- [What the task asks] Note each line where "that" appears, and copy it.

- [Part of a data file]
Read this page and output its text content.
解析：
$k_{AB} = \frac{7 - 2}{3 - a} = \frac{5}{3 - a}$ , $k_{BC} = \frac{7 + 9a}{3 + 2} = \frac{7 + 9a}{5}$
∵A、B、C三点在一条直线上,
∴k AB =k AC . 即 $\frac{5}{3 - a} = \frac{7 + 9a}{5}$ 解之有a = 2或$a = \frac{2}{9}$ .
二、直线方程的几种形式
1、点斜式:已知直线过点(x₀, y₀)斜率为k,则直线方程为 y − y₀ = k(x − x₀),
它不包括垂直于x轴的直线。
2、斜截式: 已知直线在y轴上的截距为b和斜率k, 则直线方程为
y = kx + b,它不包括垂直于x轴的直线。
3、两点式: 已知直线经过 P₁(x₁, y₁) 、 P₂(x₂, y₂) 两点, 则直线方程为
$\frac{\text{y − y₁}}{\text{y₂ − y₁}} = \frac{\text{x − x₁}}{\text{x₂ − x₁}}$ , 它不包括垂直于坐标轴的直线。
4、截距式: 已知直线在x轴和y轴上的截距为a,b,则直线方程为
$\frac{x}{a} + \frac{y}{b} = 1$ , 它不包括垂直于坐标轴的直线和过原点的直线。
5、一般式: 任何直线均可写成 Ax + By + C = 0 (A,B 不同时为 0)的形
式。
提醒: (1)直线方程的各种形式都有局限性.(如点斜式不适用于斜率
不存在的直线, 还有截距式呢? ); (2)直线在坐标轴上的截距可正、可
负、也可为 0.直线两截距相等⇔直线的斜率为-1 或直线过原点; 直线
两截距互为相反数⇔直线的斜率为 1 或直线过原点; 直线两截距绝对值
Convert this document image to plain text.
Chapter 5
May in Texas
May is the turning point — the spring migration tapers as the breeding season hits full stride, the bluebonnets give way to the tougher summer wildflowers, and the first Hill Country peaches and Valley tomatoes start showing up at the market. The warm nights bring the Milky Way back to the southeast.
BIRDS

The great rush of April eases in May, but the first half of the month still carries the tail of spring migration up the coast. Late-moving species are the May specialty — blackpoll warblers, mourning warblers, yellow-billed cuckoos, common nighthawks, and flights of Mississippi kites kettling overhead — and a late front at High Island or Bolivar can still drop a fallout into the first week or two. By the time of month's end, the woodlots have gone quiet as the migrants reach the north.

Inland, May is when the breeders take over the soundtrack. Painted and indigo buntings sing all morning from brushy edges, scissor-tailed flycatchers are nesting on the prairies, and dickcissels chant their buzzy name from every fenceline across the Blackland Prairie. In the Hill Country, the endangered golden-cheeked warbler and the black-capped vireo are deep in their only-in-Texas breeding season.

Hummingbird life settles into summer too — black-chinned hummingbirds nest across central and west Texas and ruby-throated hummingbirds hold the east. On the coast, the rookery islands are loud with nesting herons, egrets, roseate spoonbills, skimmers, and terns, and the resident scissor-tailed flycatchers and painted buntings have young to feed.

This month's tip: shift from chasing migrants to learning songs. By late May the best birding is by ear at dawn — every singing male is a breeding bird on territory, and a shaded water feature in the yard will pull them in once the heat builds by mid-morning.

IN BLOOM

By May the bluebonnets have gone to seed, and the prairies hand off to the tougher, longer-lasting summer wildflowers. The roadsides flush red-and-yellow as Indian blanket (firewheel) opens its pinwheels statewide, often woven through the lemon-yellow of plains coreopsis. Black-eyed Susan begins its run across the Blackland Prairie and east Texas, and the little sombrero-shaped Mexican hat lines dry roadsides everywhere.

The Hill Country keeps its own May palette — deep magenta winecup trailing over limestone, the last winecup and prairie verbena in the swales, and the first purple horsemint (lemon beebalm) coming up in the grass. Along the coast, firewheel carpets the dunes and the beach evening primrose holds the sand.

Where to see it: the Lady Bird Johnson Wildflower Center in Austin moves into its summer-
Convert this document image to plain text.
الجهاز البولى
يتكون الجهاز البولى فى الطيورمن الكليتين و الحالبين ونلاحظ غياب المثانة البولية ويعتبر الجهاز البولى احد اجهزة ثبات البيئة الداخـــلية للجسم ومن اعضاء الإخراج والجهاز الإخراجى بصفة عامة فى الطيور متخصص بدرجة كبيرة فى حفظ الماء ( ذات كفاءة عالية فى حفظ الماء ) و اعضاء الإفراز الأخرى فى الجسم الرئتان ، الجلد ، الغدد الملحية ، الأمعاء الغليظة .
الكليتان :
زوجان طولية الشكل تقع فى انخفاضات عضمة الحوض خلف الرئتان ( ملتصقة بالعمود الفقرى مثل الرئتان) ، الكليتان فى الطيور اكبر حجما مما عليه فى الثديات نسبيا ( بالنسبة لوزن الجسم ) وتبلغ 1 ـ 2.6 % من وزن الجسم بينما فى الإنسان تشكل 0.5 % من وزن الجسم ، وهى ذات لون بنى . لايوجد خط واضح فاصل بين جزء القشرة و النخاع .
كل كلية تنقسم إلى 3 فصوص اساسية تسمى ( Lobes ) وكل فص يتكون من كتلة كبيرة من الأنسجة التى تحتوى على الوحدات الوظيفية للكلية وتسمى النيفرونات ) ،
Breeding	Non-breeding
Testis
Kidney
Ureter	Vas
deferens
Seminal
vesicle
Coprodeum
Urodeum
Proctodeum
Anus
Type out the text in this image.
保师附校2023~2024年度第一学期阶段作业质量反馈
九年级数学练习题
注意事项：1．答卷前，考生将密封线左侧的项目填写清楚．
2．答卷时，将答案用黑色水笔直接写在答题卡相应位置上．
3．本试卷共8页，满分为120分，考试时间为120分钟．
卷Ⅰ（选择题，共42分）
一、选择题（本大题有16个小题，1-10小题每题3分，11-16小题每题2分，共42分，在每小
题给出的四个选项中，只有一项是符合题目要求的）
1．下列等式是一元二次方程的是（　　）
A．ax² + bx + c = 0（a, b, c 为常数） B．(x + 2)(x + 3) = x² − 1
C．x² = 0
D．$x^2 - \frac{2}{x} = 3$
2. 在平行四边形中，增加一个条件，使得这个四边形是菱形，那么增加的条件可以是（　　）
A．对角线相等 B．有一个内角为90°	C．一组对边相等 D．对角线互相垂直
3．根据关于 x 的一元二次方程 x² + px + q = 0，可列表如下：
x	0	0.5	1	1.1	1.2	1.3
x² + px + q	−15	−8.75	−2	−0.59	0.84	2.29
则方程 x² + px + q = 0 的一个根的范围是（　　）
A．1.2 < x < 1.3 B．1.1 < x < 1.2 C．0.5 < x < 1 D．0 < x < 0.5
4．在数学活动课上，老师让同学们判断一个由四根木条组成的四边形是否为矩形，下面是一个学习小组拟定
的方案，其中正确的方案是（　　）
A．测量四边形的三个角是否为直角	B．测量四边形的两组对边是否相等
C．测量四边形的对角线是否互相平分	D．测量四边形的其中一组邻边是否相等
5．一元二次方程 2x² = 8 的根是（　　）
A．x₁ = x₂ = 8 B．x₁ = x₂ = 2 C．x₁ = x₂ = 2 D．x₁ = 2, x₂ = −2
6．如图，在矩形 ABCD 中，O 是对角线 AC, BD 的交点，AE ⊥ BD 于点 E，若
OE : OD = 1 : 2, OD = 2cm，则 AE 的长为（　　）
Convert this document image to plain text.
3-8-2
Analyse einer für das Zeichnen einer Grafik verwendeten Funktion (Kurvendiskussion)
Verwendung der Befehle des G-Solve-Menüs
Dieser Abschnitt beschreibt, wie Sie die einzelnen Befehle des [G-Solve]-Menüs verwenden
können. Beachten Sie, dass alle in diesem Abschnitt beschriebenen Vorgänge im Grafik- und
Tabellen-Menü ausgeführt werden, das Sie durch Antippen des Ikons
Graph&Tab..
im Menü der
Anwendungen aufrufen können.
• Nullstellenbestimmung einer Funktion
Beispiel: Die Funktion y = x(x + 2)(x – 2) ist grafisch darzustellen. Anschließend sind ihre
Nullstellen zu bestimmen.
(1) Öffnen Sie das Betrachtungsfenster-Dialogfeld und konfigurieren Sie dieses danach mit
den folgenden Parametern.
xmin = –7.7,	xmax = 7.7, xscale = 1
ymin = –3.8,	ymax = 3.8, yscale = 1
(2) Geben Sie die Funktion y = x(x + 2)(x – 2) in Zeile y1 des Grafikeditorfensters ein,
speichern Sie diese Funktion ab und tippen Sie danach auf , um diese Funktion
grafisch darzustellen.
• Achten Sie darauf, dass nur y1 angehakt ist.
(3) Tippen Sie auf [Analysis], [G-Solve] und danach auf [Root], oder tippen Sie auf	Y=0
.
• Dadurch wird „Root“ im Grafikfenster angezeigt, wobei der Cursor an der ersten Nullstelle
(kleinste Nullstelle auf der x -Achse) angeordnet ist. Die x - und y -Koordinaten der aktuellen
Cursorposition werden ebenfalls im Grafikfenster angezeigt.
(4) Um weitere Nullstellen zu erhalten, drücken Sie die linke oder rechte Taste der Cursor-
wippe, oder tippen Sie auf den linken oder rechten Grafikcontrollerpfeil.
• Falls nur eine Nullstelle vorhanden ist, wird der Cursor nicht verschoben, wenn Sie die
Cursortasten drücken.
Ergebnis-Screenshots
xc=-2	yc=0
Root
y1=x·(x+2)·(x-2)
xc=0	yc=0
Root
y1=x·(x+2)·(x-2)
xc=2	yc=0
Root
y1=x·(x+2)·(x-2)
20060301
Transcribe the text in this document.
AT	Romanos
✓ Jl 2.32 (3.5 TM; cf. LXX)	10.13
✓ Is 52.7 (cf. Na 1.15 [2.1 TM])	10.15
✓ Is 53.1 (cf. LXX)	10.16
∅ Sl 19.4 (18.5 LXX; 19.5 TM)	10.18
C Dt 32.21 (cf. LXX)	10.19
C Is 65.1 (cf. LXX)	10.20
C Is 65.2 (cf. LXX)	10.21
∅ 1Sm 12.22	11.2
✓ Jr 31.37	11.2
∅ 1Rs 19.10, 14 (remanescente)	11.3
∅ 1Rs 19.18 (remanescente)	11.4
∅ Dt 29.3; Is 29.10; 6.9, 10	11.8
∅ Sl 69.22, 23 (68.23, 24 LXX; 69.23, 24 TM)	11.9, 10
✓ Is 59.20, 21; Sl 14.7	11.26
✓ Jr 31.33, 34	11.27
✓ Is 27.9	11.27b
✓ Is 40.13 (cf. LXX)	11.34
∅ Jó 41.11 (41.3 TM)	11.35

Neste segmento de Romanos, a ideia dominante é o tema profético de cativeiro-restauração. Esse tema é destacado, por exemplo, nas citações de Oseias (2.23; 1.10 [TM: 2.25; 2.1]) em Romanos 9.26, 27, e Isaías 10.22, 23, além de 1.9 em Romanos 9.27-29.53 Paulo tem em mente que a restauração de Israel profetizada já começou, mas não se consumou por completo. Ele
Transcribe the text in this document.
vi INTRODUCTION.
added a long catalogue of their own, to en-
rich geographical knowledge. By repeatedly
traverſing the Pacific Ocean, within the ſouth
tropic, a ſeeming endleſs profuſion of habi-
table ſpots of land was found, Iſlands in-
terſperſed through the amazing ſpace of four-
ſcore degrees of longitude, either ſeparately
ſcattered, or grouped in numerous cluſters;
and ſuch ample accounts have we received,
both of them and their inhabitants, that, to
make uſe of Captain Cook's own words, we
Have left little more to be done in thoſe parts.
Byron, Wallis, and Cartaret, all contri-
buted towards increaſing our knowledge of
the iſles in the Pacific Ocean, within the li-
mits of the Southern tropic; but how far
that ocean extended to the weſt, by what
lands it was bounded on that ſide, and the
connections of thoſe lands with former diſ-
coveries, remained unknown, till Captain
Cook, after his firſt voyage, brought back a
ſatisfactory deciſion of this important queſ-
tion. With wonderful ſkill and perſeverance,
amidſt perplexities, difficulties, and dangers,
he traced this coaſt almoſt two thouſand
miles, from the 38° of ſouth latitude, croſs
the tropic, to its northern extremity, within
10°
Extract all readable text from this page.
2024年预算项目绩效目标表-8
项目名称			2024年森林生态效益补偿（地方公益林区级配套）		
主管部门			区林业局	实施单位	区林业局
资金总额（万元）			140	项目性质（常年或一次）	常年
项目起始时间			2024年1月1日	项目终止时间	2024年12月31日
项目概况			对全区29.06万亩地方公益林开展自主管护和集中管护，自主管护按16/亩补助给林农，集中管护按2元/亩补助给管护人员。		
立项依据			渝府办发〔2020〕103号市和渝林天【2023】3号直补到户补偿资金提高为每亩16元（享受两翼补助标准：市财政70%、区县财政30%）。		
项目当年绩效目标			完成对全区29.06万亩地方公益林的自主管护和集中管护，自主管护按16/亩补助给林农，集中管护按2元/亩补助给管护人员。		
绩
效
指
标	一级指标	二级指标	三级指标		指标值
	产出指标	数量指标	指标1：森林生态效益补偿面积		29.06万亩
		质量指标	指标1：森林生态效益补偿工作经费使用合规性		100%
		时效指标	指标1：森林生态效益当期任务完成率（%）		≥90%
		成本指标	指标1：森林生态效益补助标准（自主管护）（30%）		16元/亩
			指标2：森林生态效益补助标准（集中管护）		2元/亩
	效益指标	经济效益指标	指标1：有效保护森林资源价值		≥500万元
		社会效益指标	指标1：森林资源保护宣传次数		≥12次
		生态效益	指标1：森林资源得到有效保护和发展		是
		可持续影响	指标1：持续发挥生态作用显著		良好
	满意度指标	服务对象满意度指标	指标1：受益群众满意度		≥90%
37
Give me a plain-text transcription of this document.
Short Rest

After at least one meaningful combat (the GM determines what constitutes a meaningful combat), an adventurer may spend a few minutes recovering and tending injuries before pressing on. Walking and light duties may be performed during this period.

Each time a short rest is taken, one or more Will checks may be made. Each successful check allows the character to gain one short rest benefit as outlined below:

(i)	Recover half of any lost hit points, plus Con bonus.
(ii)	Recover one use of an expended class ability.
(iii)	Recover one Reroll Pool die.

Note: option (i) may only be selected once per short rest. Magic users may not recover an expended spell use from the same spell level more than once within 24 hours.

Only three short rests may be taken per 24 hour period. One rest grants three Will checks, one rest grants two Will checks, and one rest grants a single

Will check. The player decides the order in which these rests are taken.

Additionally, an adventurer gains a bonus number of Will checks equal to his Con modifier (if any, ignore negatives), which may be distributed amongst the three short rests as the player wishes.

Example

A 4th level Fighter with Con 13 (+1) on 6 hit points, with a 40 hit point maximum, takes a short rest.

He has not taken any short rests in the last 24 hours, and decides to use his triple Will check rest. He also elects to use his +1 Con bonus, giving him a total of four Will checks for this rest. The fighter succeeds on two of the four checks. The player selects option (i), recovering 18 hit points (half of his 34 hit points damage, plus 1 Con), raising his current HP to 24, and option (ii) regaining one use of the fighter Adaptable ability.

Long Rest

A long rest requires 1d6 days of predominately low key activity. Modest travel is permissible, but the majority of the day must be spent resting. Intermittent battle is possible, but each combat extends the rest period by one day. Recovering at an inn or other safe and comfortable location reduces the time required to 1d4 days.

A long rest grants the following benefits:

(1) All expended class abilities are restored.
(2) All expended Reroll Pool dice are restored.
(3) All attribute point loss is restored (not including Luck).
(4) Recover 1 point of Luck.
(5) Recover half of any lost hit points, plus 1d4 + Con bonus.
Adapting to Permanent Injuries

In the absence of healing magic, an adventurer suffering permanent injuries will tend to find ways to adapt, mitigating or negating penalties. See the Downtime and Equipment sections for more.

- [Response]
both of them and their inhabitants, that, to
that ocean extended to the weſt, by what
lands it was bounded on that ſide, and the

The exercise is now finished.